Records for this task

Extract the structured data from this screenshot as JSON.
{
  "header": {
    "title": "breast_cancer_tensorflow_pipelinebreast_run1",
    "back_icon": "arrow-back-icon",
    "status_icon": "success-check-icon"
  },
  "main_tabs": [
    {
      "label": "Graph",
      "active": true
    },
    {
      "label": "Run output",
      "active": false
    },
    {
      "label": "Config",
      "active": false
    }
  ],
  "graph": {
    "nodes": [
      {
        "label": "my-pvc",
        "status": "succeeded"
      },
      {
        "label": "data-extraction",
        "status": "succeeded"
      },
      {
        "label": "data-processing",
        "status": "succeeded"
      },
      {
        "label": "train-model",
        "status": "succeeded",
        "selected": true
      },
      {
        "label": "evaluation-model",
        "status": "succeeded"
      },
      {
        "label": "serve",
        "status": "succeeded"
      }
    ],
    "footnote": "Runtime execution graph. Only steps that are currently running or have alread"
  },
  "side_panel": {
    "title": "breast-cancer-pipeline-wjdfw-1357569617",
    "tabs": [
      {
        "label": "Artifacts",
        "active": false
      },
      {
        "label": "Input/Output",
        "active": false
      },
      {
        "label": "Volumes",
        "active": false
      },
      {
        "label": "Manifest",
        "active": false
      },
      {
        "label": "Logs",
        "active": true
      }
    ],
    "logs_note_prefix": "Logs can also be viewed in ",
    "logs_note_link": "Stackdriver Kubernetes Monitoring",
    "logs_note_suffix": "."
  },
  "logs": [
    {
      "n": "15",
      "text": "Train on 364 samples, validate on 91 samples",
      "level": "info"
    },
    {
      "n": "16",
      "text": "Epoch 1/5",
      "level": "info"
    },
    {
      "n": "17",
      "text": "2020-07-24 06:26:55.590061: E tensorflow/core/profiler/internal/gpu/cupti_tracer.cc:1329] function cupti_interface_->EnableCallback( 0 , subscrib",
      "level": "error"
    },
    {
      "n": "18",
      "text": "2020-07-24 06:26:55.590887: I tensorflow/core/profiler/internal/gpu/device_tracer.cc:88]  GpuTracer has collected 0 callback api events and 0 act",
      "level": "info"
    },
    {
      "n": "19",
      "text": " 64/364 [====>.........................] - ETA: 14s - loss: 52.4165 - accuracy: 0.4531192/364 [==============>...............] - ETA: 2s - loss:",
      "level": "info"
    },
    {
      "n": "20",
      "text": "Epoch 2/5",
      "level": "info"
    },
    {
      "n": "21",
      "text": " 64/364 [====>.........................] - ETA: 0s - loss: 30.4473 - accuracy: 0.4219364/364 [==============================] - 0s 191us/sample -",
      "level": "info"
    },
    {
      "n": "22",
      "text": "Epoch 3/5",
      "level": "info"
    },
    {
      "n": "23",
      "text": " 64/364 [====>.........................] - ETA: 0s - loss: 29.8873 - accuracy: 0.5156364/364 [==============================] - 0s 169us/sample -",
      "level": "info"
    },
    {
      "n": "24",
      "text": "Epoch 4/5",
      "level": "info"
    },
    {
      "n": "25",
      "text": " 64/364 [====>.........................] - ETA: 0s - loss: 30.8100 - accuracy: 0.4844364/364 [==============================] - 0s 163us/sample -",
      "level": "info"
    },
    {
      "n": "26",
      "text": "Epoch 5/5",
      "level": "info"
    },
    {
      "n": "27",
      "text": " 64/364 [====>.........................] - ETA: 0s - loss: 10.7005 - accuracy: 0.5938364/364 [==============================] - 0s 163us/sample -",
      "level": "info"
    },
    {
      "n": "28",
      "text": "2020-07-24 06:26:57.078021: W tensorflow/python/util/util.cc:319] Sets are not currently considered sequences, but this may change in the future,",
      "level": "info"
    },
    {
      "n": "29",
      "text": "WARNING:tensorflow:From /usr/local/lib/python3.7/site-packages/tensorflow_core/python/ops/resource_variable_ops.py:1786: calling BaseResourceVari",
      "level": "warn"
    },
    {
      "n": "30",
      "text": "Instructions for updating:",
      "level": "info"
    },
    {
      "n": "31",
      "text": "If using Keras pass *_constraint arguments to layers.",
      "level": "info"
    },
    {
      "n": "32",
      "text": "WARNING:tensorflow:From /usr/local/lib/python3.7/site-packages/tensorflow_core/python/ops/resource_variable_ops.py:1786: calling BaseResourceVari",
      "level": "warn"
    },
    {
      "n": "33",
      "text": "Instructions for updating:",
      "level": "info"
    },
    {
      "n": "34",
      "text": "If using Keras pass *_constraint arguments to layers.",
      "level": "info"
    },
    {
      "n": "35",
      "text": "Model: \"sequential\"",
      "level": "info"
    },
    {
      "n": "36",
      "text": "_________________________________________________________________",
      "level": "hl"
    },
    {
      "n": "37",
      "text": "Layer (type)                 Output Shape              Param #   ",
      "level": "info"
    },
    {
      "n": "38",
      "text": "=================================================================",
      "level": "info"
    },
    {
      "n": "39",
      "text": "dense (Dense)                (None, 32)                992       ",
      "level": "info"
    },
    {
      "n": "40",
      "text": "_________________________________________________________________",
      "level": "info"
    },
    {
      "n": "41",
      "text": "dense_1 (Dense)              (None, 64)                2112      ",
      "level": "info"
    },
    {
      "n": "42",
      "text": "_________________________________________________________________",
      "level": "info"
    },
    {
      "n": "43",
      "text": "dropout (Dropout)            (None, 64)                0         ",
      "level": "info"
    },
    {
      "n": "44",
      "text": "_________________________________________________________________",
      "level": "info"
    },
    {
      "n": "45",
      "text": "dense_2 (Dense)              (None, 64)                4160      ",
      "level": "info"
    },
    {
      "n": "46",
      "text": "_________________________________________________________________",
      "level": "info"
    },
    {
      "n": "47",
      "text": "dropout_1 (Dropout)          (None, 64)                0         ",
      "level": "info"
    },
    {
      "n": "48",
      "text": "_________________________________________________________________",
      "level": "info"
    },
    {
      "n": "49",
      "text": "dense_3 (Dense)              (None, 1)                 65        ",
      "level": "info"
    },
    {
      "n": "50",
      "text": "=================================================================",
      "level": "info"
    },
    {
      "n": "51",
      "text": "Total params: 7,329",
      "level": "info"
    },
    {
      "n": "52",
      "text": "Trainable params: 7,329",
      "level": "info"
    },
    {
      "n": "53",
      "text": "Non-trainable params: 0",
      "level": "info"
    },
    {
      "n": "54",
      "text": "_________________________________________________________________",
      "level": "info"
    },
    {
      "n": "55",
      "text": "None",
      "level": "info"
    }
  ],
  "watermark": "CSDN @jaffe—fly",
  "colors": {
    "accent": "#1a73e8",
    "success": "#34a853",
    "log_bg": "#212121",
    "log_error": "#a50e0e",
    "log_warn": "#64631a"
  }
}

Instructions for the task
Extract the listing in its entirety, matching it exactly.

The solution
Extract the structured data from this screenshot as JSON.
{
  "header": {
    "title": "breast_cancer_tensorflow_pipelinebreast_run1",
    "back_icon": "arrow-back-icon",
    "status_icon": "success-check-icon"
  },
  "main_tabs": [
    {
      "label": "Graph",
      "active": true
    },
    {
      "label": "Run output",
      "active": false
    },
    {
      "label": "Config",
      "active": false
    }
  ],
  "graph": {
    "nodes": [
      {
        "label": "my-pvc",
        "status": "succeeded"
      },
      {
        "label": "data-extraction",
        "status": "succeeded"
      },
      {
        "label": "data-processing",
        "status": "succeeded"
      },
      {
        "label": "train-model",
        "status": "succeeded",
        "selected": true
      },
      {
        "label": "evaluation-model",
        "status": "succeeded"
      },
      {
        "label": "serve",
        "status": "succeeded"
      }
    ],
    "footnote": "Runtime execution graph. Only steps that are currently running or have alread"
  },
  "side_panel": {
    "title": "breast-cancer-pipeline-wjdfw-1357569617",
    "tabs": [
      {
        "label": "Artifacts",
        "active": false
      },
      {
        "label": "Input/Output",
        "active": false
      },
      {
        "label": "Volumes",
        "active": false
      },
      {
        "label": "Manifest",
        "active": false
      },
      {
        "label": "Logs",
        "active": true
      }
    ],
    "logs_note_prefix": "Logs can also be viewed in ",
    "logs_note_link": "Stackdriver Kubernetes Monitoring",
    "logs_note_suffix": "."
  },
  "logs": [
    {
      "n": "15",
      "text": "Train on 364 samples, validate on 91 samples",
      "level": "info"
    },
    {
      "n": "16",
      "text": "Epoch 1/5",
      "level": "info"
    },
    {
      "n": "17",
      "text": "2020-07-24 06:26:55.590061: E tensorflow/core/profiler/internal/gpu/cupti_tracer.cc:1329] function cupti_interface_->EnableCallback( 0 , subscrib",
      "level": "error"
    },
    {
      "n": "18",
      "text": "2020-07-24 06:26:55.590887: I tensorflow/core/profiler/internal/gpu/device_tracer.cc:88]  GpuTracer has collected 0 callback api events and 0 act",
      "level": "info"
    },
    {
      "n": "19",
      "text": " 64/364 [====>.........................] - ETA: 14s - loss: 52.4165 - accuracy: 0.4531192/364 [==============>...............] - ETA: 2s - loss:",
      "level": "info"
    },
    {
      "n": "20",
      "text": "Epoch 2/5",
      "level": "info"
    },
    {
      "n": "21",
      "text": " 64/364 [====>.........................] - ETA: 0s - loss: 30.4473 - accuracy: 0.4219364/364 [==============================] - 0s 191us/sample -",
      "level": "info"
    },
    {
      "n": "22",
      "text": "Epoch 3/5",
      "level": "info"
    },
    {
      "n": "23",
      "text": " 64/364 [====>.........................] - ETA: 0s - loss: 29.8873 - accuracy: 0.5156364/364 [==============================] - 0s 169us/sample -",
      "level": "info"
    },
    {
      "n": "24",
      "text": "Epoch 4/5",
      "level": "info"
    },
    {
      "n": "25",
      "text": " 64/364 [====>.........................] - ETA: 0s - loss: 30.8100 - accuracy: 0.4844364/364 [==============================] - 0s 163us/sample -",
      "level": "info"
    },
    {
      "n": "26",
      "text": "Epoch 5/5",
      "level": "info"
    },
    {
      "n": "27",
      "text": " 64/364 [====>.........................] - ETA: 0s - loss: 10.7005 - accuracy: 0.5938364/364 [==============================] - 0s 163us/sample -",
      "level": "info"
    },
    {
      "n": "28",
      "text": "2020-07-24 06:26:57.078021: W tensorflow/python/util/util.cc:319] Sets are not currently considered sequences, but this may change in the future,",
      "level": "info"
    },
    {
      "n": "29",
      "text": "WARNING:tensorflow:From /usr/local/lib/python3.7/site-packages/tensorflow_core/python/ops/resource_variable_ops.py:1786: calling BaseResourceVari",
      "level": "warn"
    },
    {
      "n": "30",
      "text": "Instructions for updating:",
      "level": "info"
    },
    {
      "n": "31",
      "text": "If using Keras pass *_constraint arguments to layers.",
      "level": "info"
    },
    {
      "n": "32",
      "text": "WARNING:tensorflow:From /usr/local/lib/python3.7/site-packages/tensorflow_core/python/ops/resource_variable_ops.py:1786: calling BaseResourceVari",
      "level": "warn"
    },
    {
      "n": "33",
      "text": "Instructions for updating:",
      "level": "info"
    },
    {
      "n": "34",
      "text": "If using Keras pass *_constraint arguments to layers.",
      "level": "info"
    },
    {
      "n": "35",
      "text": "Model: \"sequential\"",
      "level": "info"
    },
    {
      "n": "36",
      "text": "_________________________________________________________________",
      "level": "hl"
    },
    {
      "n": "37",
      "text": "Layer (type)                 Output Shape              Param #   ",
      "level": "info"
    },
    {
      "n": "38",
      "text": "=================================================================",
      "level": "info"
    },
    {
      "n": "39",
      "text": "dense (Dense)                (None, 32)                992       ",
      "level": "info"
    },
    {
      "n": "40",
      "text": "_________________________________________________________________",
      "level": "info"
    },
    {
      "n": "41",
      "text": "dense_1 (Dense)              (None, 64)                2112      ",
      "level": "info"
    },
    {
      "n": "42",
      "text": "_________________________________________________________________",
      "level": "info"
    },
    {
      "n": "43",
      "text": "dropout (Dropout)            (None, 64)                0         ",
      "level": "info"
    },
    {
      "n": "44",
      "text": "_________________________________________________________________",
      "level": "info"
    },
    {
      "n": "45",
      "text": "dense_2 (Dense)              (None, 64)                4160      ",
      "level": "info"
    },
    {
      "n": "46",
      "text": "_________________________________________________________________",
      "level": "info"
    },
    {
      "n": "47",
      "text": "dropout_1 (Dropout)          (None, 64)                0         ",
      "level": "info"
    },
    {
      "n": "48",
      "text": "_________________________________________________________________",
      "level": "info"
    },
    {
      "n": "49",
      "text": "dense_3 (Dense)              (None, 1)                 65        ",
      "level": "info"
    },
    {
      "n": "50",
      "text": "=================================================================",
      "level": "info"
    },
    {
      "n": "51",
      "text": "Total params: 7,329",
      "level": "info"
    },
    {
      "n": "52",
      "text": "Trainable params: 7,329",
      "level": "info"
    },
    {
      "n": "53",
      "text": "Non-trainable params: 0",
      "level": "info"
    },
    {
      "n": "54",
      "text": "_________________________________________________________________",
      "level": "info"
    },
    {
      "n": "55",
      "text": "None",
      "level": "info"
    }
  ],
  "watermark": "CSDN @jaffe—fly",
  "colors": {
    "accent": "#1a73e8",
    "success": "#34a853",
    "log_bg": "#212121",
    "log_error": "#a50e0e",
    "log_warn": "#64631a"
  }
}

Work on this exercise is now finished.